## Given request
Transcribe the records below in full; pictures stay out of the copy.

★ ★ ★

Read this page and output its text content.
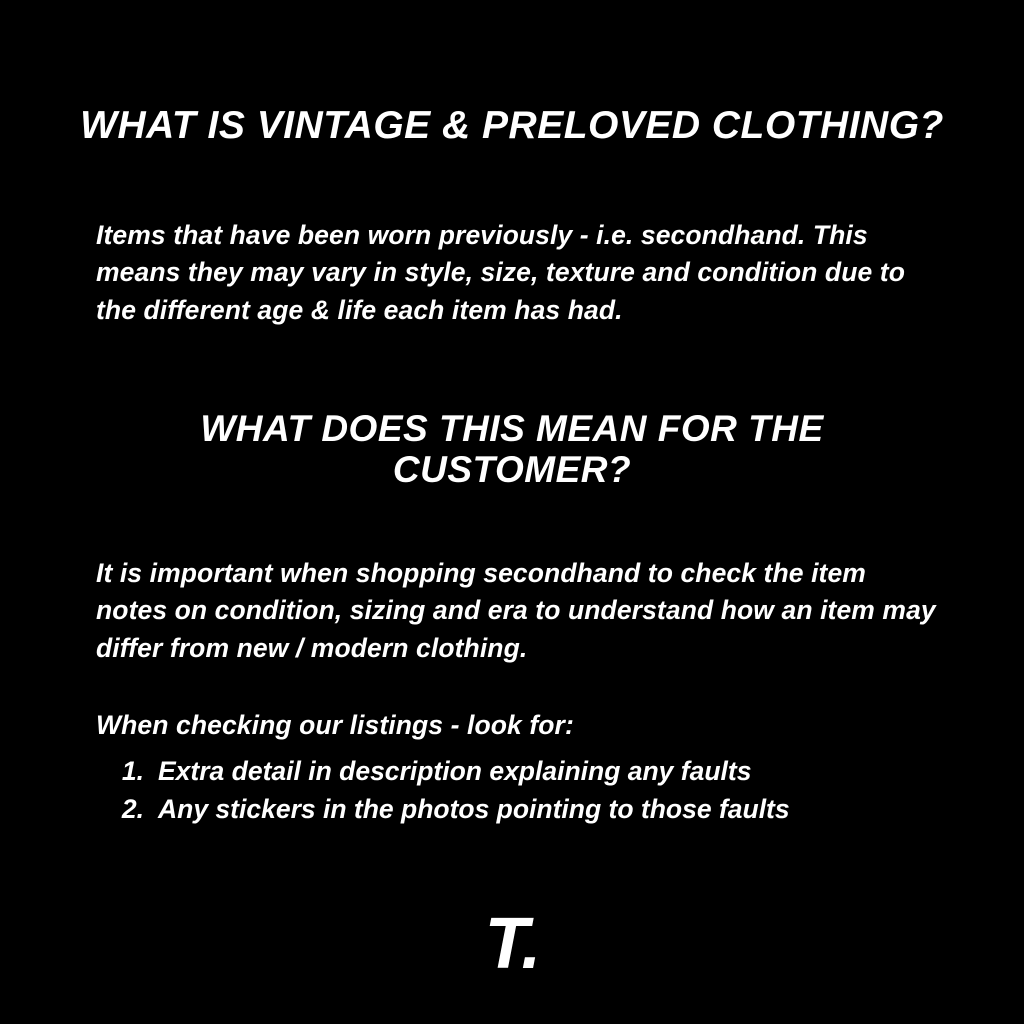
WHAT IS VINTAGE & PRELOVED CLOTHING?

Items that have been worn previously - i.e. secondhand. This means they may vary in style, size, texture and condition due to the different age & life each item has had.

WHAT DOES THIS MEAN FOR THE CUSTOMER?

It is important when shopping secondhand to check the item notes on condition, sizing and era to understand how an item may differ from new / modern clothing.

When checking our listings - look for:

1. Extra detail in description explaining any faults
2. Any stickers in the photos pointing to those faults
T.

★ ★ ★

## Task response
Read this page and output its text content.
WHAT IS VINTAGE & PRELOVED CLOTHING?

Items that have been worn previously - i.e. secondhand. This means they may vary in style, size, texture and condition due to the different age & life each item has had.

WHAT DOES THIS MEAN FOR THE CUSTOMER?

It is important when shopping secondhand to check the item notes on condition, sizing and era to understand how an item may differ from new / modern clothing.

When checking our listings - look for:

1. Extra detail in description explaining any faults
2. Any stickers in the photos pointing to those faults
T.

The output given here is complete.